• [Work instructions] Omit all pictures, then retype the data exactly as given.

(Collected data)
++++++++

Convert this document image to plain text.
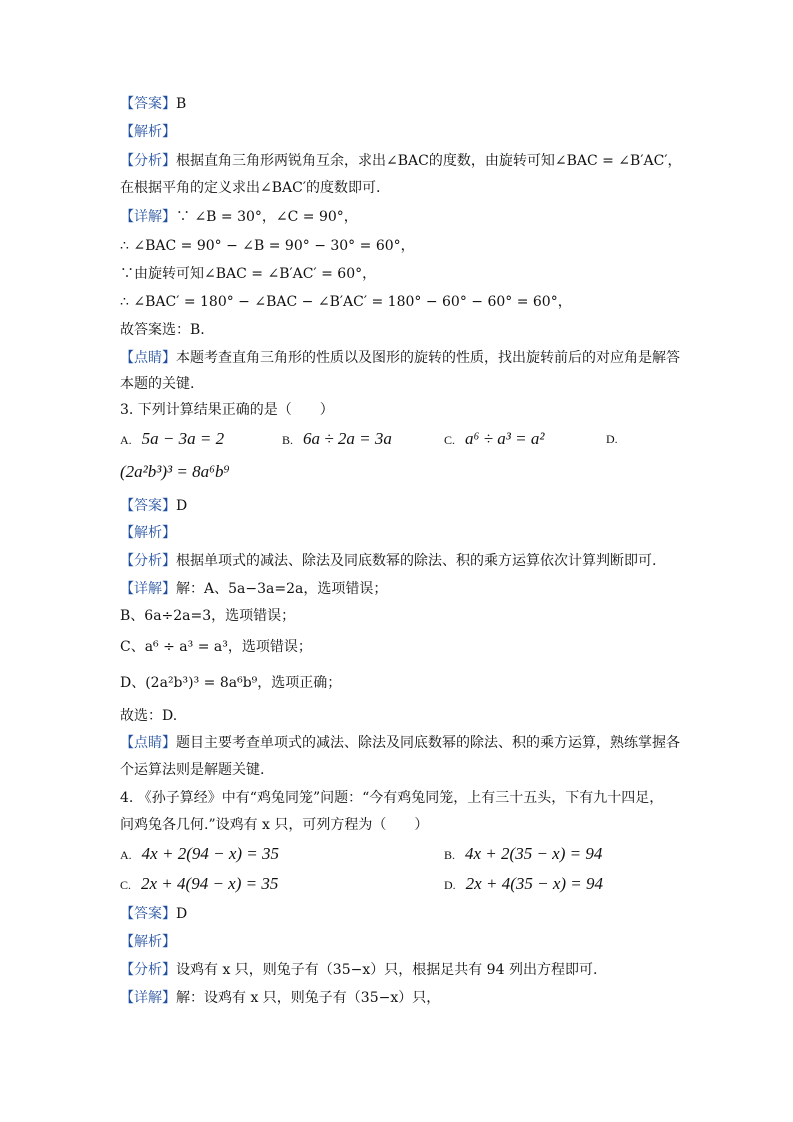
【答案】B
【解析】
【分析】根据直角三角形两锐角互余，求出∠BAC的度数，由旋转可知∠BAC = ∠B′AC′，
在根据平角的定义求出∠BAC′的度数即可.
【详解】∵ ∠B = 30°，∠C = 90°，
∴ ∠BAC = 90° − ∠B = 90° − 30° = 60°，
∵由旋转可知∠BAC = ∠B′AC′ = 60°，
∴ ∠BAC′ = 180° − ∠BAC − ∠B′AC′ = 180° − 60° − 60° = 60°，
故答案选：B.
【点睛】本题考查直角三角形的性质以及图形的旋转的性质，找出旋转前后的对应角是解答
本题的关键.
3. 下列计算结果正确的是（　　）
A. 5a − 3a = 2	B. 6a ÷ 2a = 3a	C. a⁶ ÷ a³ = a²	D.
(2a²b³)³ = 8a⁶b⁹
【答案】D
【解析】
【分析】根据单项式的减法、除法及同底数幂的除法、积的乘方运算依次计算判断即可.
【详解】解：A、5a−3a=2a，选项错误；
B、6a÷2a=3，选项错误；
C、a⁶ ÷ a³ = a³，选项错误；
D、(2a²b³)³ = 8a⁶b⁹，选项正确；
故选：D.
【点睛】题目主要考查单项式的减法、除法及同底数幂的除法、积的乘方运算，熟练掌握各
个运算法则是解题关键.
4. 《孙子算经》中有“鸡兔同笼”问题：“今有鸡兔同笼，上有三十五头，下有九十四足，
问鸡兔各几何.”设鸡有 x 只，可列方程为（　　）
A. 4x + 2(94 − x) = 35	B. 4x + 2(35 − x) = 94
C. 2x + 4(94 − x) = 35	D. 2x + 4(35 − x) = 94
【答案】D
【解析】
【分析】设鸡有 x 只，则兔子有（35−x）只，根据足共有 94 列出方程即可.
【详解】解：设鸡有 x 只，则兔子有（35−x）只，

++++++++

• [Output for this exercise]
Convert this document image to plain text.
【答案】B
【解析】
【分析】根据直角三角形两锐角互余，求出∠BAC的度数，由旋转可知∠BAC = ∠B′AC′，
在根据平角的定义求出∠BAC′的度数即可.
【详解】∵ ∠B = 30°，∠C = 90°，
∴ ∠BAC = 90° − ∠B = 90° − 30° = 60°，
∵由旋转可知∠BAC = ∠B′AC′ = 60°，
∴ ∠BAC′ = 180° − ∠BAC − ∠B′AC′ = 180° − 60° − 60° = 60°，
故答案选：B.
【点睛】本题考查直角三角形的性质以及图形的旋转的性质，找出旋转前后的对应角是解答
本题的关键.
3. 下列计算结果正确的是（　　）
A. 5a − 3a = 2	B. 6a ÷ 2a = 3a	C. a⁶ ÷ a³ = a²	D.
(2a²b³)³ = 8a⁶b⁹
【答案】D
【解析】
【分析】根据单项式的减法、除法及同底数幂的除法、积的乘方运算依次计算判断即可.
【详解】解：A、5a−3a=2a，选项错误；
B、6a÷2a=3，选项错误；
C、a⁶ ÷ a³ = a³，选项错误；
D、(2a²b³)³ = 8a⁶b⁹，选项正确；
故选：D.
【点睛】题目主要考查单项式的减法、除法及同底数幂的除法、积的乘方运算，熟练掌握各
个运算法则是解题关键.
4. 《孙子算经》中有“鸡兔同笼”问题：“今有鸡兔同笼，上有三十五头，下有九十四足，
问鸡兔各几何.”设鸡有 x 只，可列方程为（　　）
A. 4x + 2(94 − x) = 35	B. 4x + 2(35 − x) = 94
C. 2x + 4(94 − x) = 35	D. 2x + 4(35 − x) = 94
【答案】D
【解析】
【分析】设鸡有 x 只，则兔子有（35−x）只，根据足共有 94 列出方程即可.
【详解】解：设鸡有 x 只，则兔子有（35−x）只，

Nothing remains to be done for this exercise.